### Written problem
Copy every line that mentions the word "seven".
-- start of Dataset extract --
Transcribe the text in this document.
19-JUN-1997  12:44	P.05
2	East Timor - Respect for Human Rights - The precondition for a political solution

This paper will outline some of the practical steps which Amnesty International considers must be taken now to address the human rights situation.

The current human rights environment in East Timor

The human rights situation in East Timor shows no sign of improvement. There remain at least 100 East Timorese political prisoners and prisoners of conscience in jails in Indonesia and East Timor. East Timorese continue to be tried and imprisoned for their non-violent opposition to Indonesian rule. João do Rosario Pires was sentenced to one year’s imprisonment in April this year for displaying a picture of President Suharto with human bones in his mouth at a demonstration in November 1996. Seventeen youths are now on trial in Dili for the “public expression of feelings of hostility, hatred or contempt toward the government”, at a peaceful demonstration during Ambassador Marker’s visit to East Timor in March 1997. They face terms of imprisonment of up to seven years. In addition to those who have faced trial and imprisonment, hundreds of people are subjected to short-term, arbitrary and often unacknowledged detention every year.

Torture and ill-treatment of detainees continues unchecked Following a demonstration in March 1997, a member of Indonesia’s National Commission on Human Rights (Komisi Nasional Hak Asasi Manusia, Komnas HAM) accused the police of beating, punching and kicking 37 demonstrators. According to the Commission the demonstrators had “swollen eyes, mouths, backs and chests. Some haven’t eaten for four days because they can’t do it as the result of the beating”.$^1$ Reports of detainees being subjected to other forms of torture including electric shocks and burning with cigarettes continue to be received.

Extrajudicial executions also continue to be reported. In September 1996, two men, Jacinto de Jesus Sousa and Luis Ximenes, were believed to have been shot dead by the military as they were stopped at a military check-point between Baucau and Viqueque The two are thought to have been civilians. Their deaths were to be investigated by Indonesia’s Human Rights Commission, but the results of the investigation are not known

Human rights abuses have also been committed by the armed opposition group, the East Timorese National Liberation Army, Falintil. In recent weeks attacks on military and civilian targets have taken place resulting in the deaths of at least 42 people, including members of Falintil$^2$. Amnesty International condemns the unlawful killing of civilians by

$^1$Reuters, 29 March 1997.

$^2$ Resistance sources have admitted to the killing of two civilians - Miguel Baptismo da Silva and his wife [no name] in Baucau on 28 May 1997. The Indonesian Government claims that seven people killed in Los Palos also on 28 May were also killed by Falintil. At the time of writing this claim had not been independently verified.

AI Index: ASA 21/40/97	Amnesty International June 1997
-- end of Dataset extract --
### Expected output
The human rights situation in East Timor shows no sign of improvement. There remain at least 100 East Timorese political prisoners and prisoners of conscience in jails in Indonesia and East Timor. East Timorese continue to be tried and imprisoned for their non-violent opposition to Indonesian rule. João do Rosario Pires was sentenced to one year’s imprisonment in April this year for displaying a picture of President Suharto with human bones in his mouth at a demonstration in November 1996. Seventeen youths are now on trial in Dili for the “public expression of feelings of hostility, hatred or contempt toward the government”, at a peaceful demonstration during Ambassador Marker’s visit to East Timor in March 1997. They face terms of imprisonment of up to seven years. In addition to those who have faced trial and imprisonment, hundreds of people are subjected to short-term, arbitrary and often unacknowledged detention every year.
$^2$ Resistance sources have admitted to the killing of two civilians - Miguel Baptismo da Silva and his wife [no name] in Baucau on 28 May 1997. The Indonesian Government claims that seven people killed in Los Palos also on 28 May were also killed by Falintil. At the time of writing this claim had not been independently verified.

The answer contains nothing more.